● What is expected
In the lines below, how many hold the word "name"? Answer only with the number.

● Extracted information
--*--

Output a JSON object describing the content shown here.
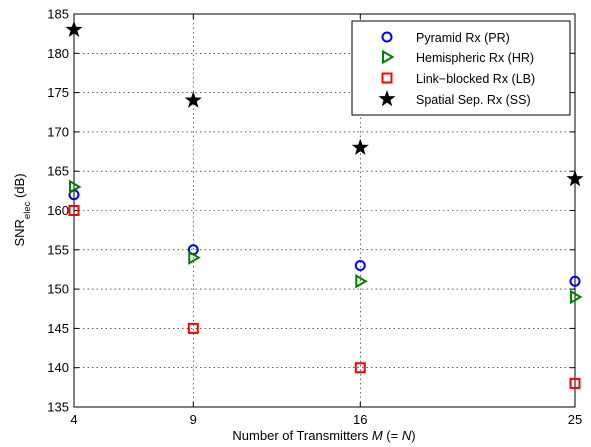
{
  "chart_data": {
    "type": "scatter",
    "xlabel": {
      "prefix": "Number of Transmitters ",
      "var": "M",
      "open": " (= ",
      "var2": "N",
      "close": ")"
    },
    "ylabel": {
      "main": "SNR",
      "sub": "elec",
      "suffix": " (dB)"
    },
    "x_ticks": [
      4,
      9,
      16,
      25
    ],
    "xlim": [
      4,
      25
    ],
    "ylim": [
      135,
      185
    ],
    "y_ticks": [
      135,
      140,
      145,
      150,
      155,
      160,
      165,
      170,
      175,
      180,
      185
    ],
    "grid": true,
    "legend_position": "top-right",
    "series": [
      {
        "name": "Pyramid Rx (PR)",
        "marker": "circle",
        "color": "#0000ff",
        "x": [
          4,
          9,
          16,
          25
        ],
        "y": [
          162,
          155,
          153,
          151
        ]
      },
      {
        "name": "Hemispheric Rx (HR)",
        "marker": "triangle-right",
        "color": "#008000",
        "x": [
          4,
          9,
          16,
          25
        ],
        "y": [
          163,
          154,
          151,
          149
        ]
      },
      {
        "name": "Link−blocked Rx (LB)",
        "marker": "square",
        "color": "#ff0000",
        "x": [
          4,
          9,
          16,
          25
        ],
        "y": [
          160,
          145,
          140,
          138
        ]
      },
      {
        "name": "Spatial Sep. Rx (SS)",
        "marker": "star",
        "color": "#000000",
        "x": [
          4,
          9,
          16,
          25
        ],
        "y": [
          183,
          174,
          168,
          164
        ]
      }
    ]
  }
}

--*--

● Result for this exercise
4